Some records.
════

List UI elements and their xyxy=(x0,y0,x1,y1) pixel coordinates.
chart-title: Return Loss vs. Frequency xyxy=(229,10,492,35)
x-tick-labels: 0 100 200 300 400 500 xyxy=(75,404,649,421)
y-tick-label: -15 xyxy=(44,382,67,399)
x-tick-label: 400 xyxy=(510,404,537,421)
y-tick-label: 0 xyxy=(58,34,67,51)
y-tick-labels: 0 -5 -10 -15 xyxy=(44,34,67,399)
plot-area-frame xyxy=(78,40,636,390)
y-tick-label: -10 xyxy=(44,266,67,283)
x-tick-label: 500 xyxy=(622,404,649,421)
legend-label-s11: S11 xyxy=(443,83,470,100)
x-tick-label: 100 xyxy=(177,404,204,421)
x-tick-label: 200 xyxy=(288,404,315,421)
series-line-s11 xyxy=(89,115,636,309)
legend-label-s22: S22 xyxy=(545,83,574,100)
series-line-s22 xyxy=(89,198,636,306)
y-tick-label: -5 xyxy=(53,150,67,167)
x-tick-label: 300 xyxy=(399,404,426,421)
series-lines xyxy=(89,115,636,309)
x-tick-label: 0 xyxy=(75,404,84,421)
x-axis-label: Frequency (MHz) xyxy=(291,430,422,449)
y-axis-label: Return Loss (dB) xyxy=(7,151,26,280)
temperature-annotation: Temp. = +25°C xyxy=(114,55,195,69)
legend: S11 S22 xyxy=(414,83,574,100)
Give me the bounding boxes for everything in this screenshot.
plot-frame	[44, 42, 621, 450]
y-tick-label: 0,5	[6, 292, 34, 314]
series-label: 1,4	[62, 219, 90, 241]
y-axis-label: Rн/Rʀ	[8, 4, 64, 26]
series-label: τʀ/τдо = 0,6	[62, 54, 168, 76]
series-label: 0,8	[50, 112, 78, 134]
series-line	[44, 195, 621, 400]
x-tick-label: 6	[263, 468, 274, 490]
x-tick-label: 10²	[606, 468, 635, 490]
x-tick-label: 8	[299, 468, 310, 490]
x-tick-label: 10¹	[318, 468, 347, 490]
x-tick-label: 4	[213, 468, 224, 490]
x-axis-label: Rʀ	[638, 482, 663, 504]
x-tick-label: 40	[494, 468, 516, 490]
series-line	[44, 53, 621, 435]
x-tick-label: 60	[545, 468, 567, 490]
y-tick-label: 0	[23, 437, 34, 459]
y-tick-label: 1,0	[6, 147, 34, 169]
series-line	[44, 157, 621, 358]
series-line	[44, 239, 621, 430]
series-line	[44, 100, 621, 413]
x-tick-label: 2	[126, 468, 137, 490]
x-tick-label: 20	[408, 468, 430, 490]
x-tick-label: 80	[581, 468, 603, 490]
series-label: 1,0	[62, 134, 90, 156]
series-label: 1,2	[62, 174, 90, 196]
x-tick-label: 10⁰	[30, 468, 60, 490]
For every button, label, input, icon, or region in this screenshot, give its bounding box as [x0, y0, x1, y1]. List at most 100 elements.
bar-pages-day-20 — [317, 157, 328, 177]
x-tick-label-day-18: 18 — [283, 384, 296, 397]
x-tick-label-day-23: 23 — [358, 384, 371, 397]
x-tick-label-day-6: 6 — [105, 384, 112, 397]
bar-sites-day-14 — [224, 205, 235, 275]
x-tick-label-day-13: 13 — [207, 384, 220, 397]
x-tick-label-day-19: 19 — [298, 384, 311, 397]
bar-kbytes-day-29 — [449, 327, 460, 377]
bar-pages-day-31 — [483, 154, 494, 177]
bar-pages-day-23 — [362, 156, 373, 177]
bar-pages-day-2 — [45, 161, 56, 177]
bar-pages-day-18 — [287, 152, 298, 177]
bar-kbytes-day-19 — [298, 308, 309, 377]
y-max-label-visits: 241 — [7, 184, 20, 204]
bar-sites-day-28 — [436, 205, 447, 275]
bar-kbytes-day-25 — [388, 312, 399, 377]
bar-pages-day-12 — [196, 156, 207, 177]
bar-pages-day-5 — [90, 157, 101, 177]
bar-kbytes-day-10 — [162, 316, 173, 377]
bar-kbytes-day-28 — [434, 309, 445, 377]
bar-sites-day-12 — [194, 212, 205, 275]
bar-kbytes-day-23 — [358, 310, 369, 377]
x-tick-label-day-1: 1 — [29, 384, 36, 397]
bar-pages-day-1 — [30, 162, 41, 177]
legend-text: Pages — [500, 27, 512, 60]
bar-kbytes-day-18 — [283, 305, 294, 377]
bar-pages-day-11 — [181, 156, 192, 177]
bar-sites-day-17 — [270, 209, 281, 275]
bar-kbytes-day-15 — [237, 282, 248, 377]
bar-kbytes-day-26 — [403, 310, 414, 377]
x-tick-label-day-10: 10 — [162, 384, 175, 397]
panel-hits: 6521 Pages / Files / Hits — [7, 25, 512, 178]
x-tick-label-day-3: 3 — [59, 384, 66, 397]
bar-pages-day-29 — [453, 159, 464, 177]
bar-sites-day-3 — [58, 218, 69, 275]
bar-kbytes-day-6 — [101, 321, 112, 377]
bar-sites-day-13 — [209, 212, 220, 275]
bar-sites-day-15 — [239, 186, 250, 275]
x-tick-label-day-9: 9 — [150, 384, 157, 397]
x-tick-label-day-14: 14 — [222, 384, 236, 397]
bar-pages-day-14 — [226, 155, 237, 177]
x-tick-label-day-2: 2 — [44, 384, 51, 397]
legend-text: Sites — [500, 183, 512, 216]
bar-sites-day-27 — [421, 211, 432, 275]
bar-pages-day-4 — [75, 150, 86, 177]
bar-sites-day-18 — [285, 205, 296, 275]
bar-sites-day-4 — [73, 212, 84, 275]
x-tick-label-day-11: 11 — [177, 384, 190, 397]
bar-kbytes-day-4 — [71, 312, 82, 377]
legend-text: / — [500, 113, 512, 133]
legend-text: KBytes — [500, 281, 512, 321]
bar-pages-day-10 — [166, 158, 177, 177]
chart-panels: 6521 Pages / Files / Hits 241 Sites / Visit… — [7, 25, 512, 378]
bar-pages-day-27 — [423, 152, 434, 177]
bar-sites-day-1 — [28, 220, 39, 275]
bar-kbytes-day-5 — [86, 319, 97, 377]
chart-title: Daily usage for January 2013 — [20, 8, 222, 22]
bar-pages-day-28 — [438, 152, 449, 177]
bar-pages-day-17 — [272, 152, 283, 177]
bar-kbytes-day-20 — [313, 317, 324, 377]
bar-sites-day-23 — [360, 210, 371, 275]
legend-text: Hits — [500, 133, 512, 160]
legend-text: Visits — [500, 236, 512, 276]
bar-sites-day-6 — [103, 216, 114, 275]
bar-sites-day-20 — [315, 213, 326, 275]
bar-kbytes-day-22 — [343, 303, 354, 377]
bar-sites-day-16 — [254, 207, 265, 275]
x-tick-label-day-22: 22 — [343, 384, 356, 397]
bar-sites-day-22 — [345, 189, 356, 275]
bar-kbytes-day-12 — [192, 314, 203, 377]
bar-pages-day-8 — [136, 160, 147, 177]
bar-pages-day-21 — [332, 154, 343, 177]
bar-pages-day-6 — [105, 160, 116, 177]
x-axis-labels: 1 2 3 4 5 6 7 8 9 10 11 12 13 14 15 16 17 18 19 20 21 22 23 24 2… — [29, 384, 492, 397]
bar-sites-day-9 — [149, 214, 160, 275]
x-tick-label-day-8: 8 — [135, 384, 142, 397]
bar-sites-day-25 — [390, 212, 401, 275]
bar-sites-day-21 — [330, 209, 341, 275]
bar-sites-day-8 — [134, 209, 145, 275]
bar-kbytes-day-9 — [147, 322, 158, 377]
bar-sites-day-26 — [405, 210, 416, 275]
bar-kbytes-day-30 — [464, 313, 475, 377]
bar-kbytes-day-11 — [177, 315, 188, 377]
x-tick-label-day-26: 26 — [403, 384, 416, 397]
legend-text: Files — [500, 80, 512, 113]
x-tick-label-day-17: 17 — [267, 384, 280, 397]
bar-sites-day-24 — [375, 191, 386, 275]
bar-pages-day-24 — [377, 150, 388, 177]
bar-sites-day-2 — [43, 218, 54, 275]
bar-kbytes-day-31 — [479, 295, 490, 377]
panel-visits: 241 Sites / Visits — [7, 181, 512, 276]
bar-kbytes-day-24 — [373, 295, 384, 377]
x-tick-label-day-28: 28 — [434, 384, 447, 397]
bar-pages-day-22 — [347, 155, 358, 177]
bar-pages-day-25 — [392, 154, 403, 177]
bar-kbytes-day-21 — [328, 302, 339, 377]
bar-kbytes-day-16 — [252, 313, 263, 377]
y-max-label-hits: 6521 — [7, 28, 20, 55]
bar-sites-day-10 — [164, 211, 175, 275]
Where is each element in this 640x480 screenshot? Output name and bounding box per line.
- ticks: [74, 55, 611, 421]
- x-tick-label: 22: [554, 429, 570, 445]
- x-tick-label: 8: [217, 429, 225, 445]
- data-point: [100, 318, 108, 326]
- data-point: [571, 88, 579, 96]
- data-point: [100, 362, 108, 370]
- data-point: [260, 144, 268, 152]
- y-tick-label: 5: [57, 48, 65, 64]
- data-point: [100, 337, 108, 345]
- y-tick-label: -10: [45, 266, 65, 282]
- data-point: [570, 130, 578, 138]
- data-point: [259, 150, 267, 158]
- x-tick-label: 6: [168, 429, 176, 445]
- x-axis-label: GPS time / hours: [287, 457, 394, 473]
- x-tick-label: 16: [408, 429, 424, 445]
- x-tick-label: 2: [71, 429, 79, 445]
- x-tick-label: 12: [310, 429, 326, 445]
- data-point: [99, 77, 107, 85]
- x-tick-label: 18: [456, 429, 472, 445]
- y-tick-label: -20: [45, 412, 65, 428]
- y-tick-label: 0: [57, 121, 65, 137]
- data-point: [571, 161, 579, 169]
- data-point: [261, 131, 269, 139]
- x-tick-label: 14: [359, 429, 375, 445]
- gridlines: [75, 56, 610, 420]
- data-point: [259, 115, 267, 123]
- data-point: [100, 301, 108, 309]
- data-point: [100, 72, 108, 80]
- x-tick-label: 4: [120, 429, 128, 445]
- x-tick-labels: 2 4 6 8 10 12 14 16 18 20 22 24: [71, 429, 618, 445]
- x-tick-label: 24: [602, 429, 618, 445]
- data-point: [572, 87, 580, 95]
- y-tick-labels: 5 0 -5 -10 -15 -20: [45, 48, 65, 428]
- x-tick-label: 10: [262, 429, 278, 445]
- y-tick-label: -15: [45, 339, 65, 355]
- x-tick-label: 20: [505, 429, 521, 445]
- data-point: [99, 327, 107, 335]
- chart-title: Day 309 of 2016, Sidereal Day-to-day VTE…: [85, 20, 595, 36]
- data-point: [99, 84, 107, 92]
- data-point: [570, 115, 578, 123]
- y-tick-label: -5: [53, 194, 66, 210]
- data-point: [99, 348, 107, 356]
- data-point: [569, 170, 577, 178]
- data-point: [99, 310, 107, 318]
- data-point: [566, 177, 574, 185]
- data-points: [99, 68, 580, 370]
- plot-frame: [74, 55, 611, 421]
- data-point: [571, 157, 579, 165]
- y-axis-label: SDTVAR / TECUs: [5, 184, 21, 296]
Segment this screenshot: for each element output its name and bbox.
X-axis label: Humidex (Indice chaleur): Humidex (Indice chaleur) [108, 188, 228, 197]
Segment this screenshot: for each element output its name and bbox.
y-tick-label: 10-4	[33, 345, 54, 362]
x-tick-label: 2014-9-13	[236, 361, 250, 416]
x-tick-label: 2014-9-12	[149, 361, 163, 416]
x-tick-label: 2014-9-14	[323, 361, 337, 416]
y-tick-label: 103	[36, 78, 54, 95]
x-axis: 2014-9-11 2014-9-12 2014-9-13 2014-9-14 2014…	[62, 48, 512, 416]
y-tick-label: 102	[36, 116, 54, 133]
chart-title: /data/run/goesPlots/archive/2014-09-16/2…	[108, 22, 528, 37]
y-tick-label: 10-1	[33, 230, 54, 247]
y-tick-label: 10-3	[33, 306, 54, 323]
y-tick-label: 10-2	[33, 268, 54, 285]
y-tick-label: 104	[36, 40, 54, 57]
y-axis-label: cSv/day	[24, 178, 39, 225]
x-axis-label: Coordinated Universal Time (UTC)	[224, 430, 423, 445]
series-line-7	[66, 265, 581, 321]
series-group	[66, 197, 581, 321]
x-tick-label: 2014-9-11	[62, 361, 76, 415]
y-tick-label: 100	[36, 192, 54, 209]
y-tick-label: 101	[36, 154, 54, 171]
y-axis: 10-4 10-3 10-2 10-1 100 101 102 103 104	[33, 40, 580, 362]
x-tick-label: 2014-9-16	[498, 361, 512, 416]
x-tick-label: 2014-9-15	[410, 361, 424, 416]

════

AIM.
Rewrite the material from its first line through the line containing "y-tick-labels: 0 -5", changing "Return Loss" to "Insertion Loss" and leaving everything else unchanged.

ANSWER BELOW.
List UI elements and their xyxy=(x0,y0,x1,y1) pixel coordinates.
chart-title: Insertion Loss vs. Frequency xyxy=(229,10,492,35)
x-tick-labels: 0 100 200 300 400 500 xyxy=(75,404,649,421)
y-tick-label: -15 xyxy=(44,382,67,399)
x-tick-label: 400 xyxy=(510,404,537,421)
y-tick-label: 0 xyxy=(58,34,67,51)
y-tick-labels: 0 -5 -10 -15 xyxy=(44,34,67,399)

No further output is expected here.